(Data records)
....................
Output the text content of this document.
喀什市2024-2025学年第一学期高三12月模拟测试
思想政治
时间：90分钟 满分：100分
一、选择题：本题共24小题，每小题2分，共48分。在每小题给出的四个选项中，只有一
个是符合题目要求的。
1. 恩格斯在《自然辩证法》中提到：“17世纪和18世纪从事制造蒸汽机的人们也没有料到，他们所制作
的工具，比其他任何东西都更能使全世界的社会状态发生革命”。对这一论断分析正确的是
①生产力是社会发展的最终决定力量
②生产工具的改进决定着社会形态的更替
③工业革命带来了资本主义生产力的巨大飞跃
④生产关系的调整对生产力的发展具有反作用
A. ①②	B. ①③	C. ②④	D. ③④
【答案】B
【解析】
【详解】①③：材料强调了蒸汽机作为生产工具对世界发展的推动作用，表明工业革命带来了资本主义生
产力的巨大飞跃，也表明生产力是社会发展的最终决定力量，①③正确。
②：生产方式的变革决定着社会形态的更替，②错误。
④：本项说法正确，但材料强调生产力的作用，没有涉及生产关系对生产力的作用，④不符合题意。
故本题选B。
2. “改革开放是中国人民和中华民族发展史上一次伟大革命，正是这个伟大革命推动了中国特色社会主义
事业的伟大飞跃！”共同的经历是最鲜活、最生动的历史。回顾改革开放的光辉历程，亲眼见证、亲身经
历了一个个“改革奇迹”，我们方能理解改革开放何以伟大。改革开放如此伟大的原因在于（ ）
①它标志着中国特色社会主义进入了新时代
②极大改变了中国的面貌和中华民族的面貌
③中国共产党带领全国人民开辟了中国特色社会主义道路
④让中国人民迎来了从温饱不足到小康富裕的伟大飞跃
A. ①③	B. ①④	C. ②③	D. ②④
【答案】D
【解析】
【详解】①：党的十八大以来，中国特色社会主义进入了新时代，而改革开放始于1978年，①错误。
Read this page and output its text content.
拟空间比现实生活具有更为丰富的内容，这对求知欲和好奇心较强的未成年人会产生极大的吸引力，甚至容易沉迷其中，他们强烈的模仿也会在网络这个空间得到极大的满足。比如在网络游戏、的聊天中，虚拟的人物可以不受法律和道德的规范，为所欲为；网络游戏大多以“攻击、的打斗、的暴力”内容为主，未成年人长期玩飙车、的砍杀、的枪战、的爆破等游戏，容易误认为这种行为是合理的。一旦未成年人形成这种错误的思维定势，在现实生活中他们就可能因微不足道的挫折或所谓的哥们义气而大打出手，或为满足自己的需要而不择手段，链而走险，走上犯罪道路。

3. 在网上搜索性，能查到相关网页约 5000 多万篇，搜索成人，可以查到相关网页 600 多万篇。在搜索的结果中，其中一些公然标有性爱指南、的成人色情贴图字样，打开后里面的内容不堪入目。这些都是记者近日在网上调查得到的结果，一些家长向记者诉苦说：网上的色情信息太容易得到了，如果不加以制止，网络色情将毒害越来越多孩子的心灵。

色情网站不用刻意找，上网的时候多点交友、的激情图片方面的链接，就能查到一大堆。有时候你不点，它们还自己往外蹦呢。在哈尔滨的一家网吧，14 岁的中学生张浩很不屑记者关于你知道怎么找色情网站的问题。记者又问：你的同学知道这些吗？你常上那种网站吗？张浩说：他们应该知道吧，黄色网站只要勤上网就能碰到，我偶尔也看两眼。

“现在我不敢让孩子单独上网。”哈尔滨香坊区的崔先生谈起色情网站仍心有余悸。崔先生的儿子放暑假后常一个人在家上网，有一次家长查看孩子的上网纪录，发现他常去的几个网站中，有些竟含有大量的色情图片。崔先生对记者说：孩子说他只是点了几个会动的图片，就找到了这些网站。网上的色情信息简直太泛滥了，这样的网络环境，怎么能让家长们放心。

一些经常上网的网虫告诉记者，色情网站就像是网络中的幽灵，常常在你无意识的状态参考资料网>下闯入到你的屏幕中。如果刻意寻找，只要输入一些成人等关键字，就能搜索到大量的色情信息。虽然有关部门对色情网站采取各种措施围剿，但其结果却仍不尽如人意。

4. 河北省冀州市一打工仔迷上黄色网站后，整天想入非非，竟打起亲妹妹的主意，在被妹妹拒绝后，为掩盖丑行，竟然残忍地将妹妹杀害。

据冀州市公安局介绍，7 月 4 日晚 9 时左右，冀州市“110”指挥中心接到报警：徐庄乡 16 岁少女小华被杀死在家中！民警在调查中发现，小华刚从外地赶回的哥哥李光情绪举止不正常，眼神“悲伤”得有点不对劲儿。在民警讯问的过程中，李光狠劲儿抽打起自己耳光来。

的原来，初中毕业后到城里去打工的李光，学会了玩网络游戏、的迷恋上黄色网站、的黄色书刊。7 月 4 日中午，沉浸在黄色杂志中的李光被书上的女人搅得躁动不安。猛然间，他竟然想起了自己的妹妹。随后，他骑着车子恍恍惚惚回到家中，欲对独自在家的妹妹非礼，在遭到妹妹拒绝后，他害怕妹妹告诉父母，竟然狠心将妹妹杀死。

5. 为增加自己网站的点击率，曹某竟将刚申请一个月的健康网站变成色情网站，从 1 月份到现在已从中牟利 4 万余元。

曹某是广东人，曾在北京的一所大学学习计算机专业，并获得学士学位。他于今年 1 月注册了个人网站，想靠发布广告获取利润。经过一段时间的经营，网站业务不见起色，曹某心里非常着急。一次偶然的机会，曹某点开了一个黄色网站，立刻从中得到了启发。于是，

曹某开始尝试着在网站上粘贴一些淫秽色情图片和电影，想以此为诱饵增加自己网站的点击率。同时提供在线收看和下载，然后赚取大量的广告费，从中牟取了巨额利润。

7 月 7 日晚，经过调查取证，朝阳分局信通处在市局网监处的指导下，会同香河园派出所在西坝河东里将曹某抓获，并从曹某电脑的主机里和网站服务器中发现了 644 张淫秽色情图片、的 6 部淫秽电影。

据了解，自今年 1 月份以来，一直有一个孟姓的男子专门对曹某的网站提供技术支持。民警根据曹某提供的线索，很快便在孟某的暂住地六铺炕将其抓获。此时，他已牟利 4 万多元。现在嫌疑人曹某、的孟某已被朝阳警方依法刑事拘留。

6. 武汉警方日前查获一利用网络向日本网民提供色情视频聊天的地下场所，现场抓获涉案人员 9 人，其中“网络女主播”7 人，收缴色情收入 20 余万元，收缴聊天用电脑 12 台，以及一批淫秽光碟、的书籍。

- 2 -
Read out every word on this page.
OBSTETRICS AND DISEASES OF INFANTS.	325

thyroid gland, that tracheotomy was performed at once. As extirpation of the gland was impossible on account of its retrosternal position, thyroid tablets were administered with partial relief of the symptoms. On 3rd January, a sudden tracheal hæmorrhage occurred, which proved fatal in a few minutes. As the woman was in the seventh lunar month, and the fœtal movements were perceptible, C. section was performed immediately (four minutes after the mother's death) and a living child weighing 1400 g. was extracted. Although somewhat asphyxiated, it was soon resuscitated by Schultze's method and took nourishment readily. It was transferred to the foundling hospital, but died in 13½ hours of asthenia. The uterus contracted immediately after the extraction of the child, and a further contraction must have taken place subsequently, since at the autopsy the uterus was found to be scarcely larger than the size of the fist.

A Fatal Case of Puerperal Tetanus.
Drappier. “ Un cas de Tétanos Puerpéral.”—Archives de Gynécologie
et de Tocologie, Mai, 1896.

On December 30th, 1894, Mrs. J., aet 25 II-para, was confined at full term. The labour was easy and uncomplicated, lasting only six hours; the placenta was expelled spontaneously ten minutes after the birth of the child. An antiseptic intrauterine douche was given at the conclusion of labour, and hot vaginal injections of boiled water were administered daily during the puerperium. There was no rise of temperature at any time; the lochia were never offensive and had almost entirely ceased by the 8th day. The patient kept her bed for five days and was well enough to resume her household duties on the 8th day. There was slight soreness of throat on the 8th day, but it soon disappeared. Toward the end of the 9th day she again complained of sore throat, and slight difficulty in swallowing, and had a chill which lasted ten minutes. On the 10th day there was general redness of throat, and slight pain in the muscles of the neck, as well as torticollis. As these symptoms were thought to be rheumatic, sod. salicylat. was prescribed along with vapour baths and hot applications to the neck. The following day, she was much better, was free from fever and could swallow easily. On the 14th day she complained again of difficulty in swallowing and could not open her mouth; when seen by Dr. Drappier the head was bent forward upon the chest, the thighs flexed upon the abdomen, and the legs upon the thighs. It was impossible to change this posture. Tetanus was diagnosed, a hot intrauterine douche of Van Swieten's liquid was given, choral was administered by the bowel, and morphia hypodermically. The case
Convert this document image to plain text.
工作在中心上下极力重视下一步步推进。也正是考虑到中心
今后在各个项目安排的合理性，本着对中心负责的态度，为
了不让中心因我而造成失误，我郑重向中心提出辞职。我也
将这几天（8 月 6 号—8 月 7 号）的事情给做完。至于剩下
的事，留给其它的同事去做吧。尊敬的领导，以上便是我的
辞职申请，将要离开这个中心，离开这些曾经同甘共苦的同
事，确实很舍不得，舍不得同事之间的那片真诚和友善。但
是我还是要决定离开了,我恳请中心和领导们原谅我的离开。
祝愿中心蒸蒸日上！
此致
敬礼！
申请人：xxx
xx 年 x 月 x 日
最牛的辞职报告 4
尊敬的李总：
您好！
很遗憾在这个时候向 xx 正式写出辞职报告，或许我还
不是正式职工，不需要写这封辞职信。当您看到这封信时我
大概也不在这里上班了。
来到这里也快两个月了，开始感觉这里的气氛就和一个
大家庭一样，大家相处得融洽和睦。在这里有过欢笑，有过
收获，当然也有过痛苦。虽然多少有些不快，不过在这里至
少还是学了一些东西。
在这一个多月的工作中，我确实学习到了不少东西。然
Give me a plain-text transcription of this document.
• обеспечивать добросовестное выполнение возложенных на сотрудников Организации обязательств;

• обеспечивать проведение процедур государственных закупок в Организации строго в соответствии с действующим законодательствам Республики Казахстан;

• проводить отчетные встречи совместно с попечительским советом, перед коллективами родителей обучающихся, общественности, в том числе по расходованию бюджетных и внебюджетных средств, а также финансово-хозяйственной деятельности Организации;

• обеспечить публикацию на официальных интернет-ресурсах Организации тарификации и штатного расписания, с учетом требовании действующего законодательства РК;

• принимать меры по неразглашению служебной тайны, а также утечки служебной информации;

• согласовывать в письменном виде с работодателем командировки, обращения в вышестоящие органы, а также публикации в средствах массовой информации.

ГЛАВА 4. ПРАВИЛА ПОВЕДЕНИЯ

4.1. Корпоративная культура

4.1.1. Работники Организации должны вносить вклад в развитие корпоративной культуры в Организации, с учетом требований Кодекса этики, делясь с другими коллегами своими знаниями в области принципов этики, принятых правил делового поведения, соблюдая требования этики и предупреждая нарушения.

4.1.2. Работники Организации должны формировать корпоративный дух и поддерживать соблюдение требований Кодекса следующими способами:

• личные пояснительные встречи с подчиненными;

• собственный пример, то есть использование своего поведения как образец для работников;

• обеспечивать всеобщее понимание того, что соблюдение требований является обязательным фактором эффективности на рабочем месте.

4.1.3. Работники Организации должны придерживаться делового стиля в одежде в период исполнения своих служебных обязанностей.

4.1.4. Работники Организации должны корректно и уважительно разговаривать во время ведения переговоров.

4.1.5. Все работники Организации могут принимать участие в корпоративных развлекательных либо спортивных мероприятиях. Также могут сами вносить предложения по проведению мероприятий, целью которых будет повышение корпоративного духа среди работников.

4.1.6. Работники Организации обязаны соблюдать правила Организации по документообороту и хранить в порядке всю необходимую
....................
**OBJECTIVE**
In the records above, locate every line with the string "обеспечивать" and copy it.

**EXERCISE SOLUTION**
• обеспечивать добросовестное выполнение возложенных на сотрудников Организации обязательств;
• обеспечивать проведение процедур государственных закупок в Организации строго в соответствии с действующим законодательствам Республики Казахстан;
• обеспечивать всеобщее понимание того, что соблюдение требований является обязательным фактором эффективности на рабочем месте.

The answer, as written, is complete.